-- What you need to do --
Quote the entries that follow exactly, leaving none out.

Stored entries
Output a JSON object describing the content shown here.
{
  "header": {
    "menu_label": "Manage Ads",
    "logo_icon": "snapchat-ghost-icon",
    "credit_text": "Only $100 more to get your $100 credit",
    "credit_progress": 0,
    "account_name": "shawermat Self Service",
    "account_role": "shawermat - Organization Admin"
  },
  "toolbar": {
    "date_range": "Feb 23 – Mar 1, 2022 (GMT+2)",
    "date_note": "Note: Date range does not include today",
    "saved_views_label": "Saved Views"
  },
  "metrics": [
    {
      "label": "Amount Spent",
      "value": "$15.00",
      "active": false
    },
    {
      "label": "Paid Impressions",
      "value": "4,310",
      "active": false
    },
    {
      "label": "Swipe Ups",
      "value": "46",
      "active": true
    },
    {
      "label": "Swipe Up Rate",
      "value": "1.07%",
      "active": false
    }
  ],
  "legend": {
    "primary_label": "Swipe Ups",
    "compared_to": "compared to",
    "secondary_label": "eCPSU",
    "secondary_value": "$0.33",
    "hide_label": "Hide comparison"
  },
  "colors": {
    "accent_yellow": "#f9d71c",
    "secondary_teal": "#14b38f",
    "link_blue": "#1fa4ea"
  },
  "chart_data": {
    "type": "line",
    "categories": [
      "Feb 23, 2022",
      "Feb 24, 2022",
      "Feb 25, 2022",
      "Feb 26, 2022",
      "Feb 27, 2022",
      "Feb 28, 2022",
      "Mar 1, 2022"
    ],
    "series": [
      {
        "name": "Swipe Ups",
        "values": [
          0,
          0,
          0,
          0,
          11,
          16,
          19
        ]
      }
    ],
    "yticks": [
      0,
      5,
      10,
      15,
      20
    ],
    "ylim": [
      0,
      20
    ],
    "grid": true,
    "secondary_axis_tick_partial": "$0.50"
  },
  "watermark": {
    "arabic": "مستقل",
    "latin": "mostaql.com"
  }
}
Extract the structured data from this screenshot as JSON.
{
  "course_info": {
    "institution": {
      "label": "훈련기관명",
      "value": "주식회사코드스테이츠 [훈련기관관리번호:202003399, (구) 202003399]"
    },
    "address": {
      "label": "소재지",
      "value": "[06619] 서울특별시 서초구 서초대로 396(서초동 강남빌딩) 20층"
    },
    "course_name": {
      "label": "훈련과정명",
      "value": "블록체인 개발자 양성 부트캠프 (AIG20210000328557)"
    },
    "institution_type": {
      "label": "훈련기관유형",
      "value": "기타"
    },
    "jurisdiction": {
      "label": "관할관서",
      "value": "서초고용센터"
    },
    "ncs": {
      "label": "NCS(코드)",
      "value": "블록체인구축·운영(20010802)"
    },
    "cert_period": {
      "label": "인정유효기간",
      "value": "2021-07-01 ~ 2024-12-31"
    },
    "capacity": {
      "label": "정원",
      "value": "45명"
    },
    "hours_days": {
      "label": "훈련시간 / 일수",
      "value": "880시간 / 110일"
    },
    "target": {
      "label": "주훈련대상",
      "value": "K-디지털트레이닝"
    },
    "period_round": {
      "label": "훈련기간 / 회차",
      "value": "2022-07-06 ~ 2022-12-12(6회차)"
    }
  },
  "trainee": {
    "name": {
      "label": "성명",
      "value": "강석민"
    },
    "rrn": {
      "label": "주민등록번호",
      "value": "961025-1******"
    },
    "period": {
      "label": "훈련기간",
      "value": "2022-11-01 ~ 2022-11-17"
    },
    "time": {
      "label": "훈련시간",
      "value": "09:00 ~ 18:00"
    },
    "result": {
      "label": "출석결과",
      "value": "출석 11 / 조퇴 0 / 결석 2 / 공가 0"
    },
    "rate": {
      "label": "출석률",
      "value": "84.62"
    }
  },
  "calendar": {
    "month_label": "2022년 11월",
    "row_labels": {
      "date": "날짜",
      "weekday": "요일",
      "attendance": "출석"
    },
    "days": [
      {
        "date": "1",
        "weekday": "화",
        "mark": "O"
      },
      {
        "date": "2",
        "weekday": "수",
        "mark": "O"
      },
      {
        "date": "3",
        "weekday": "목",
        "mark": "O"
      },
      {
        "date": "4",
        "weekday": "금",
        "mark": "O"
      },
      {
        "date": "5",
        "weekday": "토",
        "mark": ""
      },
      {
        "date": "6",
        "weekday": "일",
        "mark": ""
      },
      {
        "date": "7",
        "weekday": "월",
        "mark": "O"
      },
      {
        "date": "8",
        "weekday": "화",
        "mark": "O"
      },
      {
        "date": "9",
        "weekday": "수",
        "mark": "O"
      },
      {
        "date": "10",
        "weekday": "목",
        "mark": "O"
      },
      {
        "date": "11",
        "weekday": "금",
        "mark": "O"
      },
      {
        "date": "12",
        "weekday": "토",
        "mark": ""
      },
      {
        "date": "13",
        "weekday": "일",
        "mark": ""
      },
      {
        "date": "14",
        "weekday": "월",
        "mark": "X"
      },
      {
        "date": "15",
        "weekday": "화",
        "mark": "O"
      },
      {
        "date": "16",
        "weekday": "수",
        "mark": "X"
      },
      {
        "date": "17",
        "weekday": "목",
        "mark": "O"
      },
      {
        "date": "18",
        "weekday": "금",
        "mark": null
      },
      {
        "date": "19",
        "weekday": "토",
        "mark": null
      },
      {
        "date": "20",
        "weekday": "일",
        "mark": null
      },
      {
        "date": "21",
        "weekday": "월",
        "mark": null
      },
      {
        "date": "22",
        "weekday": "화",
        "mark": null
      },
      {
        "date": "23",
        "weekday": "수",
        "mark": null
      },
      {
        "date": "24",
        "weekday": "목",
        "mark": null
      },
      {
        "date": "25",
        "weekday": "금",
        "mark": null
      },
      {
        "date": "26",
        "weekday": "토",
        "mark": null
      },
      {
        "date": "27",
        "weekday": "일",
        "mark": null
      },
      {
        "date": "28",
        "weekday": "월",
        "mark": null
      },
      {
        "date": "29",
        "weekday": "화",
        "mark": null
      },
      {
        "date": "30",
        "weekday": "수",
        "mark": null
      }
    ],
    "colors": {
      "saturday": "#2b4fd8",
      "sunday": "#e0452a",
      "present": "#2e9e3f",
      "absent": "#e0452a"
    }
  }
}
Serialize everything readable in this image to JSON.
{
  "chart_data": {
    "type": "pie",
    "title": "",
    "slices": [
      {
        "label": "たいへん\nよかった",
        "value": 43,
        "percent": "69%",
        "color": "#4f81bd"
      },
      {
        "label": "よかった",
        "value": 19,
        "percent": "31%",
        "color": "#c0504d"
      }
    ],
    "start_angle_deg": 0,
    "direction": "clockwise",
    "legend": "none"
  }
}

-- Correct response --
Output a JSON object describing the content shown here.
{
  "header": {
    "menu_label": "Manage Ads",
    "logo_icon": "snapchat-ghost-icon",
    "credit_text": "Only $100 more to get your $100 credit",
    "credit_progress": 0,
    "account_name": "shawermat Self Service",
    "account_role": "shawermat - Organization Admin"
  },
  "toolbar": {
    "date_range": "Feb 23 – Mar 1, 2022 (GMT+2)",
    "date_note": "Note: Date range does not include today",
    "saved_views_label": "Saved Views"
  },
  "metrics": [
    {
      "label": "Amount Spent",
      "value": "$15.00",
      "active": false
    },
    {
      "label": "Paid Impressions",
      "value": "4,310",
      "active": false
    },
    {
      "label": "Swipe Ups",
      "value": "46",
      "active": true
    },
    {
      "label": "Swipe Up Rate",
      "value": "1.07%",
      "active": false
    }
  ],
  "legend": {
    "primary_label": "Swipe Ups",
    "compared_to": "compared to",
    "secondary_label": "eCPSU",
    "secondary_value": "$0.33",
    "hide_label": "Hide comparison"
  },
  "colors": {
    "accent_yellow": "#f9d71c",
    "secondary_teal": "#14b38f",
    "link_blue": "#1fa4ea"
  },
  "chart_data": {
    "type": "line",
    "categories": [
      "Feb 23, 2022",
      "Feb 24, 2022",
      "Feb 25, 2022",
      "Feb 26, 2022",
      "Feb 27, 2022",
      "Feb 28, 2022",
      "Mar 1, 2022"
    ],
    "series": [
      {
        "name": "Swipe Ups",
        "values": [
          0,
          0,
          0,
          0,
          11,
          16,
          19
        ]
      }
    ],
    "yticks": [
      0,
      5,
      10,
      15,
      20
    ],
    "ylim": [
      0,
      20
    ],
    "grid": true,
    "secondary_axis_tick_partial": "$0.50"
  },
  "watermark": {
    "arabic": "مستقل",
    "latin": "mostaql.com"
  }
}
Extract the structured data from this screenshot as JSON.
{
  "course_info": {
    "institution": {
      "label": "훈련기관명",
      "value": "주식회사코드스테이츠 [훈련기관관리번호:202003399, (구) 202003399]"
    },
    "address": {
      "label": "소재지",
      "value": "[06619] 서울특별시 서초구 서초대로 396(서초동 강남빌딩) 20층"
    },
    "course_name": {
      "label": "훈련과정명",
      "value": "블록체인 개발자 양성 부트캠프 (AIG20210000328557)"
    },
    "institution_type": {
      "label": "훈련기관유형",
      "value": "기타"
    },
    "jurisdiction": {
      "label": "관할관서",
      "value": "서초고용센터"
    },
    "ncs": {
      "label": "NCS(코드)",
      "value": "블록체인구축·운영(20010802)"
    },
    "cert_period": {
      "label": "인정유효기간",
      "value": "2021-07-01 ~ 2024-12-31"
    },
    "capacity": {
      "label": "정원",
      "value": "45명"
    },
    "hours_days": {
      "label": "훈련시간 / 일수",
      "value": "880시간 / 110일"
    },
    "target": {
      "label": "주훈련대상",
      "value": "K-디지털트레이닝"
    },
    "period_round": {
      "label": "훈련기간 / 회차",
      "value": "2022-07-06 ~ 2022-12-12(6회차)"
    }
  },
  "trainee": {
    "name": {
      "label": "성명",
      "value": "강석민"
    },
    "rrn": {
      "label": "주민등록번호",
      "value": "961025-1******"
    },
    "period": {
      "label": "훈련기간",
      "value": "2022-11-01 ~ 2022-11-17"
    },
    "time": {
      "label": "훈련시간",
      "value": "09:00 ~ 18:00"
    },
    "result": {
      "label": "출석결과",
      "value": "출석 11 / 조퇴 0 / 결석 2 / 공가 0"
    },
    "rate": {
      "label": "출석률",
      "value": "84.62"
    }
  },
  "calendar": {
    "month_label": "2022년 11월",
    "row_labels": {
      "date": "날짜",
      "weekday": "요일",
      "attendance": "출석"
    },
    "days": [
      {
        "date": "1",
        "weekday": "화",
        "mark": "O"
      },
      {
        "date": "2",
        "weekday": "수",
        "mark": "O"
      },
      {
        "date": "3",
        "weekday": "목",
        "mark": "O"
      },
      {
        "date": "4",
        "weekday": "금",
        "mark": "O"
      },
      {
        "date": "5",
        "weekday": "토",
        "mark": ""
      },
      {
        "date": "6",
        "weekday": "일",
        "mark": ""
      },
      {
        "date": "7",
        "weekday": "월",
        "mark": "O"
      },
      {
        "date": "8",
        "weekday": "화",
        "mark": "O"
      },
      {
        "date": "9",
        "weekday": "수",
        "mark": "O"
      },
      {
        "date": "10",
        "weekday": "목",
        "mark": "O"
      },
      {
        "date": "11",
        "weekday": "금",
        "mark": "O"
      },
      {
        "date": "12",
        "weekday": "토",
        "mark": ""
      },
      {
        "date": "13",
        "weekday": "일",
        "mark": ""
      },
      {
        "date": "14",
        "weekday": "월",
        "mark": "X"
      },
      {
        "date": "15",
        "weekday": "화",
        "mark": "O"
      },
      {
        "date": "16",
        "weekday": "수",
        "mark": "X"
      },
      {
        "date": "17",
        "weekday": "목",
        "mark": "O"
      },
      {
        "date": "18",
        "weekday": "금",
        "mark": null
      },
      {
        "date": "19",
        "weekday": "토",
        "mark": null
      },
      {
        "date": "20",
        "weekday": "일",
        "mark": null
      },
      {
        "date": "21",
        "weekday": "월",
        "mark": null
      },
      {
        "date": "22",
        "weekday": "화",
        "mark": null
      },
      {
        "date": "23",
        "weekday": "수",
        "mark": null
      },
      {
        "date": "24",
        "weekday": "목",
        "mark": null
      },
      {
        "date": "25",
        "weekday": "금",
        "mark": null
      },
      {
        "date": "26",
        "weekday": "토",
        "mark": null
      },
      {
        "date": "27",
        "weekday": "일",
        "mark": null
      },
      {
        "date": "28",
        "weekday": "월",
        "mark": null
      },
      {
        "date": "29",
        "weekday": "화",
        "mark": null
      },
      {
        "date": "30",
        "weekday": "수",
        "mark": null
      }
    ],
    "colors": {
      "saturday": "#2b4fd8",
      "sunday": "#e0452a",
      "present": "#2e9e3f",
      "absent": "#e0452a"
    }
  }
}
Serialize everything readable in this image to JSON.
{
  "chart_data": {
    "type": "pie",
    "title": "",
    "slices": [
      {
        "label": "たいへん\nよかった",
        "value": 43,
        "percent": "69%",
        "color": "#4f81bd"
      },
      {
        "label": "よかった",
        "value": 19,
        "percent": "31%",
        "color": "#c0504d"
      }
    ],
    "start_angle_deg": 0,
    "direction": "clockwise",
    "legend": "none"
  }
}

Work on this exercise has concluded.